In the listing below, how many lines contain the word "color"? Please respond with the number only.

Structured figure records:
-.-.-

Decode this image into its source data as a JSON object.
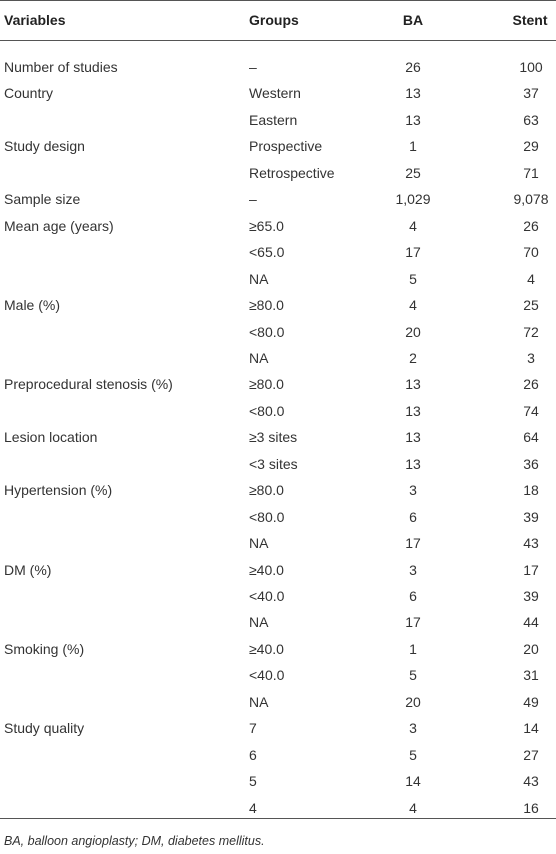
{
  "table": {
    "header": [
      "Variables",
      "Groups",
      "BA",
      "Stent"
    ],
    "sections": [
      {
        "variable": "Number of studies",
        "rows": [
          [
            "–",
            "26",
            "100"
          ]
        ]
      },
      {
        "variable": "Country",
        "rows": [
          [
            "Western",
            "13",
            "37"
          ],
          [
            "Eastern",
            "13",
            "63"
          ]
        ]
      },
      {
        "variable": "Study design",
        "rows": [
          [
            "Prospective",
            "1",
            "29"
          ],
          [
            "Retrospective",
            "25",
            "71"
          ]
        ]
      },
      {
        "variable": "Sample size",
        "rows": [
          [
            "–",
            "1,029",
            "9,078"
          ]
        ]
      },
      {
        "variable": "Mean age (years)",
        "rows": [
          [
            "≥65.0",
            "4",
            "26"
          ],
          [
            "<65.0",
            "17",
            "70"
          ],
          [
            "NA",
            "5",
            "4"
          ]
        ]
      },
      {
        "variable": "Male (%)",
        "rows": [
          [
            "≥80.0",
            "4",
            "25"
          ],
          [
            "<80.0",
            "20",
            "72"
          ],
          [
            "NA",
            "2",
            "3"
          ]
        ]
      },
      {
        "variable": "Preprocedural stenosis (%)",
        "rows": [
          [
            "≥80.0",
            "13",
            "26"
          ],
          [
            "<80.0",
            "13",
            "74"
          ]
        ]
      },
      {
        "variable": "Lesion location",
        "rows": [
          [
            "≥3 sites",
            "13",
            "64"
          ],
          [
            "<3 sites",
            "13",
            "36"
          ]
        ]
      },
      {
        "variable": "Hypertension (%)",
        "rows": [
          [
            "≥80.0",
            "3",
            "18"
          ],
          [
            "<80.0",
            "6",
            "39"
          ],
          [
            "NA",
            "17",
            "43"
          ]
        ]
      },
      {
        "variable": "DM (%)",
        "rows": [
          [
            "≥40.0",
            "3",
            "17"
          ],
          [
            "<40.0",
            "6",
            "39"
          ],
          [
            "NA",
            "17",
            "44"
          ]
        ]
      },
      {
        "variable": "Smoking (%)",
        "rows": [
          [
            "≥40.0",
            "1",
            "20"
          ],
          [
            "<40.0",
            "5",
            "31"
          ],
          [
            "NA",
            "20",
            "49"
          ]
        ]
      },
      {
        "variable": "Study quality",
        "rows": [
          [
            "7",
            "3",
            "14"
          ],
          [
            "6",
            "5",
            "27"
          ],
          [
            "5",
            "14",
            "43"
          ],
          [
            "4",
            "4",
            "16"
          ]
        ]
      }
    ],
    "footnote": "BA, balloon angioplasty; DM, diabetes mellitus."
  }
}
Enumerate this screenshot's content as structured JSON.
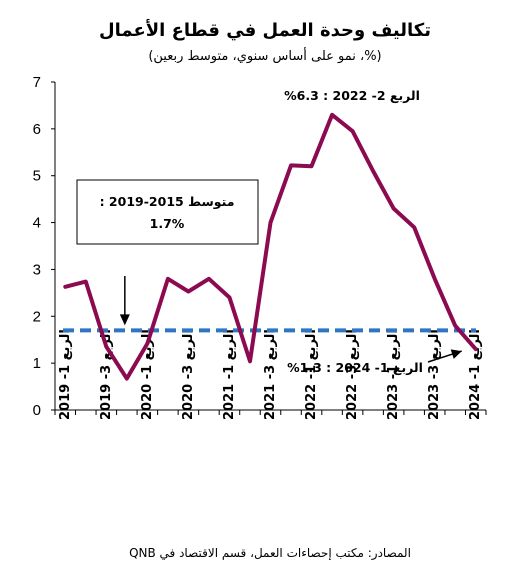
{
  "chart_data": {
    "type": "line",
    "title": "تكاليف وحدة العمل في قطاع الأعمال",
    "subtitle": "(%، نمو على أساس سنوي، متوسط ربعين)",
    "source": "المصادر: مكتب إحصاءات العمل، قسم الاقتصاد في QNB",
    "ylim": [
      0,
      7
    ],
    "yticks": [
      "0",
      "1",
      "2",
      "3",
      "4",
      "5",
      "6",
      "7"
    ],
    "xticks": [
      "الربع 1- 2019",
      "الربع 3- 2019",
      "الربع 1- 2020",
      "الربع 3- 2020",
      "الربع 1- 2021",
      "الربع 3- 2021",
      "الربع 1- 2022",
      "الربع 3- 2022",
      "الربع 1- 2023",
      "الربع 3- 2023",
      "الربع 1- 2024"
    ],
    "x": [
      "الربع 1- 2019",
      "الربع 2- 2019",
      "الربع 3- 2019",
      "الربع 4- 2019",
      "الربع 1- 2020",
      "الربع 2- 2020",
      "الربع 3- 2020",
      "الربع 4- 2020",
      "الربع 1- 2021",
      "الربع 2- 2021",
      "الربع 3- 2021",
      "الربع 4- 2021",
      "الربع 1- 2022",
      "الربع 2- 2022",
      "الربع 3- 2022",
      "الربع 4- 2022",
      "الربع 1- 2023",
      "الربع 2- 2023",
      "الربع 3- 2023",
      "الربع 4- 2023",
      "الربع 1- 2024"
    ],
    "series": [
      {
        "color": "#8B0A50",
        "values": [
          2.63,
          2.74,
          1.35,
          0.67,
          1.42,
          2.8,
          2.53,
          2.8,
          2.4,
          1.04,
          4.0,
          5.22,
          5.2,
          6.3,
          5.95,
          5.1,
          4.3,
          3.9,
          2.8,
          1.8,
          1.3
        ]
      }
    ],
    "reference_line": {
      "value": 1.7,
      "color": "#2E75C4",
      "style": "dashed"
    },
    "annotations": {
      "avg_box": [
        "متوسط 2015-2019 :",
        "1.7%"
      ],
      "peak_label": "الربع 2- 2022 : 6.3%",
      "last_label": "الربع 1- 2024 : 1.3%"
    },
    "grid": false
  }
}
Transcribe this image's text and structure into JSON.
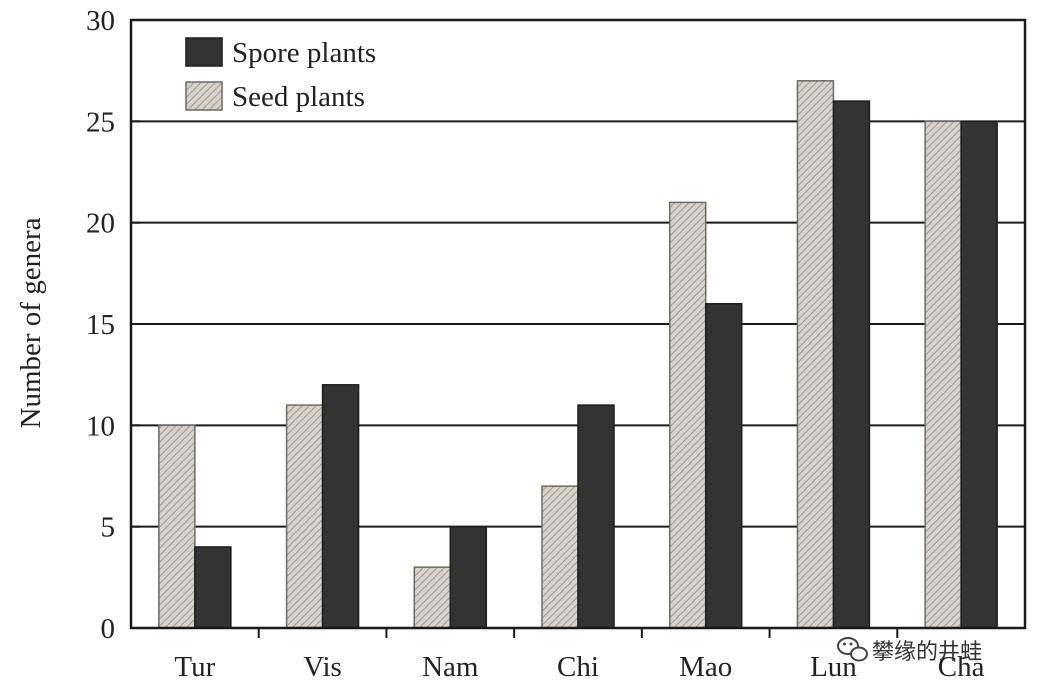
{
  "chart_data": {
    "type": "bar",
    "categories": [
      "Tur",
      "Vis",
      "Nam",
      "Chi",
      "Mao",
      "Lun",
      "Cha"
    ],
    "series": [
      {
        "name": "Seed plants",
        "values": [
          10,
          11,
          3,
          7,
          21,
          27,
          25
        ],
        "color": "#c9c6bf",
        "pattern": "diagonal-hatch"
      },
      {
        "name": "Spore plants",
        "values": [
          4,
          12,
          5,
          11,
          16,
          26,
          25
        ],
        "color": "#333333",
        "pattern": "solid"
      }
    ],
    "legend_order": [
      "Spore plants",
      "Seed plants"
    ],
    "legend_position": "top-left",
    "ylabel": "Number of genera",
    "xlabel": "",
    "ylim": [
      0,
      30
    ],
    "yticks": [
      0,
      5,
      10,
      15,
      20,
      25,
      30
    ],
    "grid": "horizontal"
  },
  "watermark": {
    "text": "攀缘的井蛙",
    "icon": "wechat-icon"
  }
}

-.-.-

- **WRITTEN REPLY**
4